**Given information**
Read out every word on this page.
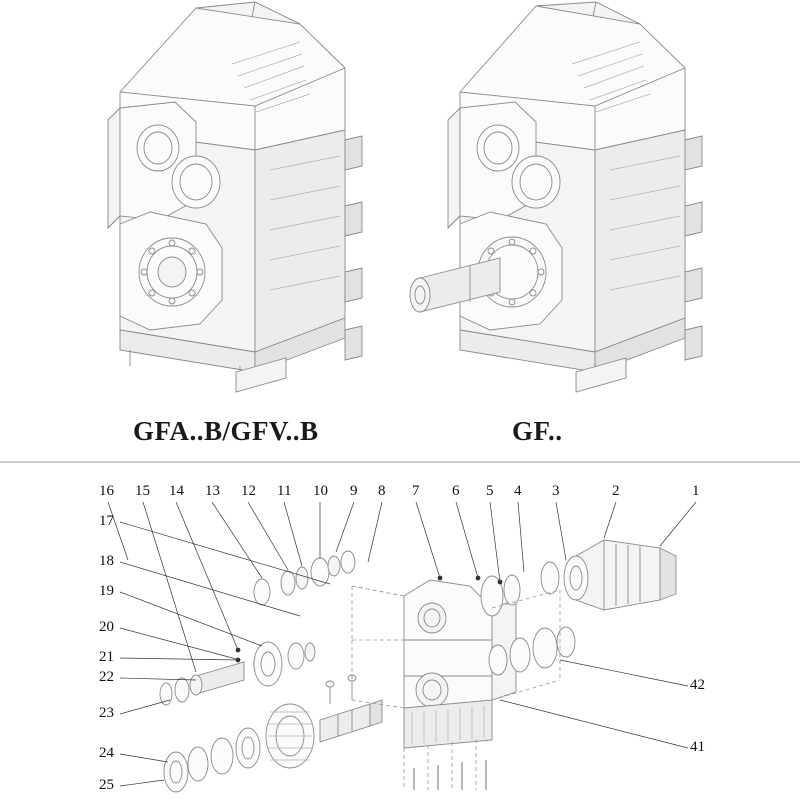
GFA..B/GFV..B	GF..
16 15 14 13 12 11 10 9 8 7 6 5 4 3	2	1
17
18
19
20
21
22
23
24
25
42
41
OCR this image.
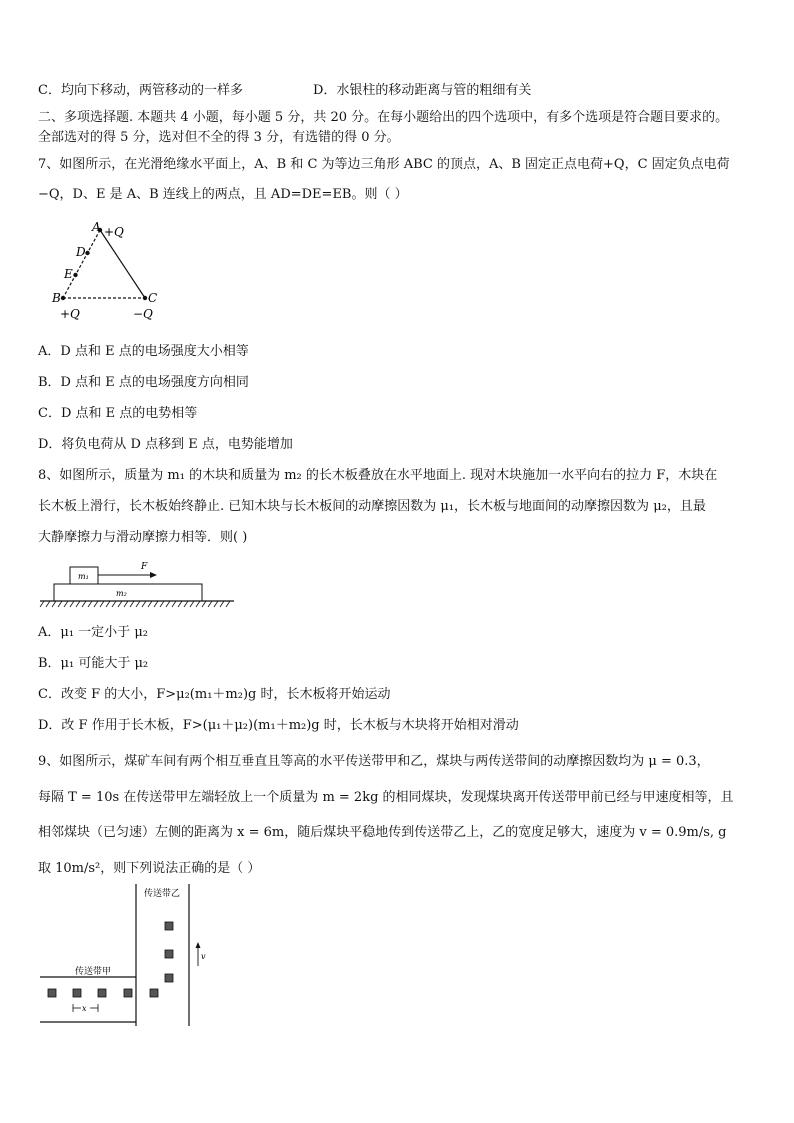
C．均向下移动，两管移动的一样多	D．水银柱的移动距离与管的粗细有关
二、多项选择题. 本题共 4 小题，每小题 5 分，共 20 分。在每小题给出的四个选项中，有多个选项是符合题目要求的。
全部选对的得 5 分，选对但不全的得 3 分，有选错的得 0 分。
7、如图所示，在光滑绝缘水平面上，A、B 和 C 为等边三角形 ABC 的顶点，A、B 固定正点电荷+Q，C 固定负点电荷
−Q，D、E 是 A、B 连线上的两点，且 AD=DE=EB。则（ ）
A +Q
D
E
B	C
+Q	−Q
A．D 点和 E 点的电场强度大小相等
B．D 点和 E 点的电场强度方向相同
C．D 点和 E 点的电势相等
D．将负电荷从 D 点移到 E 点，电势能增加
8、如图所示，质量为 m₁ 的木块和质量为 m₂ 的长木板叠放在水平地面上. 现对木块施加一水平向右的拉力 F，木块在
长木板上滑行，长木板始终静止. 已知木块与长木板间的动摩擦因数为 μ₁，长木板与地面间的动摩擦因数为 μ₂，且最
大静摩擦力与滑动摩擦力相等．则( )
m₁
m₂
F
A．μ₁ 一定小于 μ₂
B．μ₁ 可能大于 μ₂
C．改变 F 的大小，F>μ₂(m₁＋m₂)g 时，长木板将开始运动
D．改 F 作用于长木板，F>(μ₁＋μ₂)(m₁＋m₂)g 时，长木板与木块将开始相对滑动
9、如图所示，煤矿车间有两个相互垂直且等高的水平传送带甲和乙，煤块与两传送带间的动摩擦因数均为 μ = 0.3，
每隔 T = 10s 在传送带甲左端轻放上一个质量为 m = 2kg 的相同煤块，发现煤块离开传送带甲前已经与甲速度相等，且
相邻煤块（已匀速）左侧的距离为 x = 6m，随后煤块平稳地传到传送带乙上，乙的宽度足够大，速度为 v = 0.9m/s, g
取 10m/s²，则下列说法正确的是（ ）
传送带乙
传送带甲
v
x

**What the task asks**
Copy exactly the lines from the line containing "OCR this image." through the last line of the records above, both included, and leave out any pictures.

**Response to this exercise**
OCR this image.
C．均向下移动，两管移动的一样多	D．水银柱的移动距离与管的粗细有关
二、多项选择题. 本题共 4 小题，每小题 5 分，共 20 分。在每小题给出的四个选项中，有多个选项是符合题目要求的。
全部选对的得 5 分，选对但不全的得 3 分，有选错的得 0 分。
7、如图所示，在光滑绝缘水平面上，A、B 和 C 为等边三角形 ABC 的顶点，A、B 固定正点电荷+Q，C 固定负点电荷
−Q，D、E 是 A、B 连线上的两点，且 AD=DE=EB。则（ ）
A +Q
D
E
B	C
+Q	−Q
A．D 点和 E 点的电场强度大小相等
B．D 点和 E 点的电场强度方向相同
C．D 点和 E 点的电势相等
D．将负电荷从 D 点移到 E 点，电势能增加
8、如图所示，质量为 m₁ 的木块和质量为 m₂ 的长木板叠放在水平地面上. 现对木块施加一水平向右的拉力 F，木块在
长木板上滑行，长木板始终静止. 已知木块与长木板间的动摩擦因数为 μ₁，长木板与地面间的动摩擦因数为 μ₂，且最
大静摩擦力与滑动摩擦力相等．则( )
m₁
m₂
F
A．μ₁ 一定小于 μ₂
B．μ₁ 可能大于 μ₂
C．改变 F 的大小，F>μ₂(m₁＋m₂)g 时，长木板将开始运动
D．改 F 作用于长木板，F>(μ₁＋μ₂)(m₁＋m₂)g 时，长木板与木块将开始相对滑动
9、如图所示，煤矿车间有两个相互垂直且等高的水平传送带甲和乙，煤块与两传送带间的动摩擦因数均为 μ = 0.3，
每隔 T = 10s 在传送带甲左端轻放上一个质量为 m = 2kg 的相同煤块，发现煤块离开传送带甲前已经与甲速度相等，且
相邻煤块（已匀速）左侧的距离为 x = 6m，随后煤块平稳地传到传送带乙上，乙的宽度足够大，速度为 v = 0.9m/s, g
取 10m/s²，则下列说法正确的是（ ）
传送带乙
传送带甲
v
x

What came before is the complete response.